Records about charts and figures:
╔══

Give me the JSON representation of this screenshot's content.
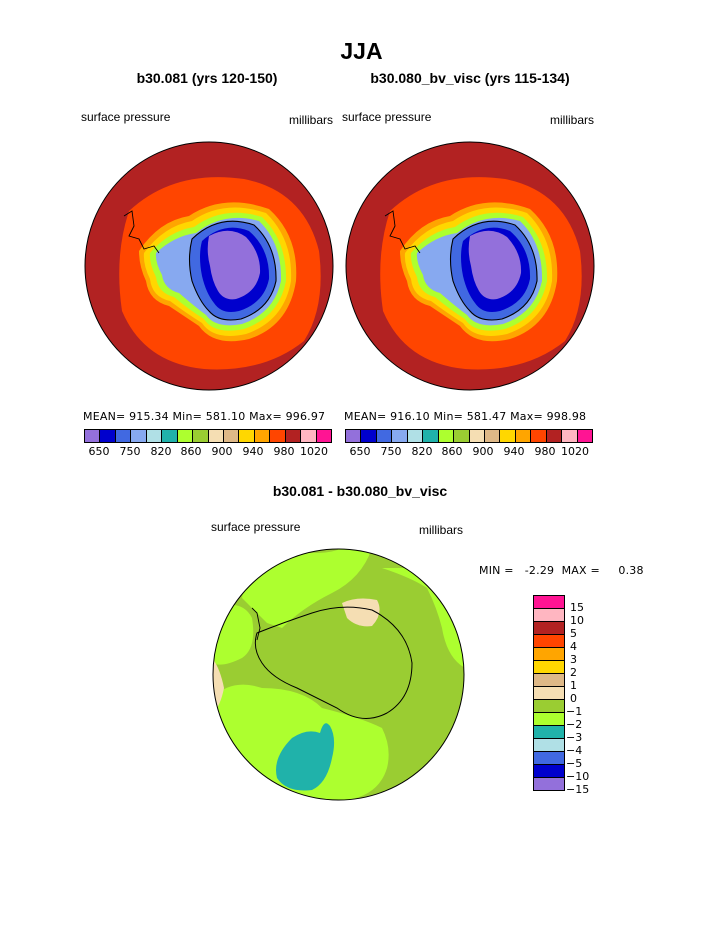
{
  "title": "JJA",
  "colors": {
    "pressure_scale": [
      "#9370db",
      "#0000cd",
      "#4169e1",
      "#87a9f0",
      "#b0e0e6",
      "#20b2aa",
      "#adff2f",
      "#9acd32",
      "#f5deb3",
      "#deb887",
      "#ffd700",
      "#ffa500",
      "#ff4500",
      "#b22222",
      "#ffb6c1",
      "#ff1493"
    ],
    "diff_scale": [
      "#ff1493",
      "#ffb6c1",
      "#b22222",
      "#ff4500",
      "#ffa500",
      "#ffd700",
      "#deb887",
      "#f5deb3",
      "#9acd32",
      "#adff2f",
      "#20b2aa",
      "#b0e0e6",
      "#4169e1",
      "#0000cd",
      "#9370db"
    ]
  },
  "panels": [
    {
      "title": "b30.081 (yrs 120-150)",
      "field_label": "surface pressure",
      "units": "millibars",
      "stats": "MEAN= 915.34  Min= 581.10  Max= 996.97",
      "ticks": [
        "650",
        "750",
        "820",
        "860",
        "900",
        "940",
        "980",
        "1020"
      ]
    },
    {
      "title": "b30.080_bv_visc (yrs 115-134)",
      "field_label": "surface pressure",
      "units": "millibars",
      "stats": "MEAN= 916.10  Min= 581.47  Max= 998.98",
      "ticks": [
        "650",
        "750",
        "820",
        "860",
        "900",
        "940",
        "980",
        "1020"
      ]
    }
  ],
  "diff": {
    "title": "b30.081 - b30.080_bv_visc",
    "field_label": "surface pressure",
    "units": "millibars",
    "minmax": "MIN =   -2.29  MAX =     0.38",
    "ticks": [
      "15",
      "10",
      "5",
      "4",
      "3",
      "2",
      "1",
      "0",
      "−1",
      "−2",
      "−3",
      "−4",
      "−5",
      "−10",
      "−15"
    ]
  }
}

╚══

• _Exercise objective_:
Copy every line in the entries above that has the string "stats" in it.

• _Answer for the task_:
      "stats": "MEAN= 915.34  Min= 581.10  Max= 996.97",
      "stats": "MEAN= 916.10  Min= 581.47  Max= 998.98",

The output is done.